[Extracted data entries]
▬▬▬▬▬▬▬▬▬▬
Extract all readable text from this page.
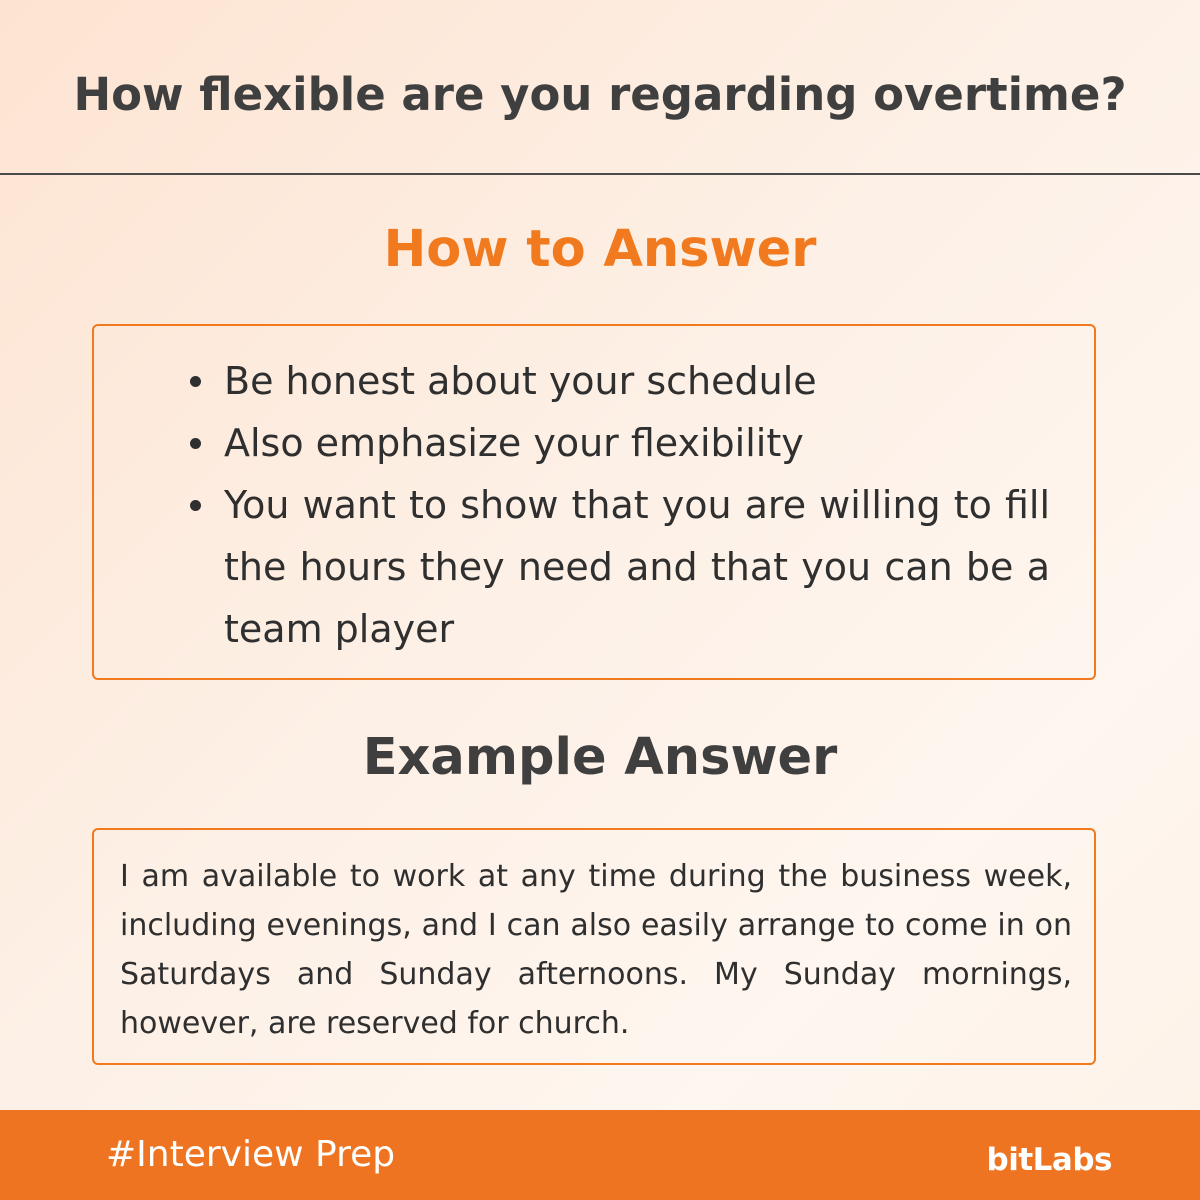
How flexible are you regarding overtime?
How to Answer
Be honest about your schedule
Also emphasize your flexibility
You want to show that you are willing to fill the hours they need and that you can be a team player
Example Answer

I am available to work at any time during the business week, including evenings, and I can also easily arrange to come in on Saturdays and Sunday afternoons. My Sunday mornings, however, are reserved for church.

#Interview Prep	bitLabs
▬▬▬▬▬▬▬▬▬▬
Do not copy the pictures, but repeat every line exactly.

**Full output**
Extract all readable text from this page.
How flexible are you regarding overtime?
How to Answer
Be honest about your schedule
Also emphasize your flexibility
You want to show that you are willing to fill the hours they need and that you can be a team player
Example Answer

I am available to work at any time during the business week, including evenings, and I can also easily arrange to come in on Saturdays and Sunday afternoons. My Sunday mornings, however, are reserved for church.

#Interview Prep	bitLabs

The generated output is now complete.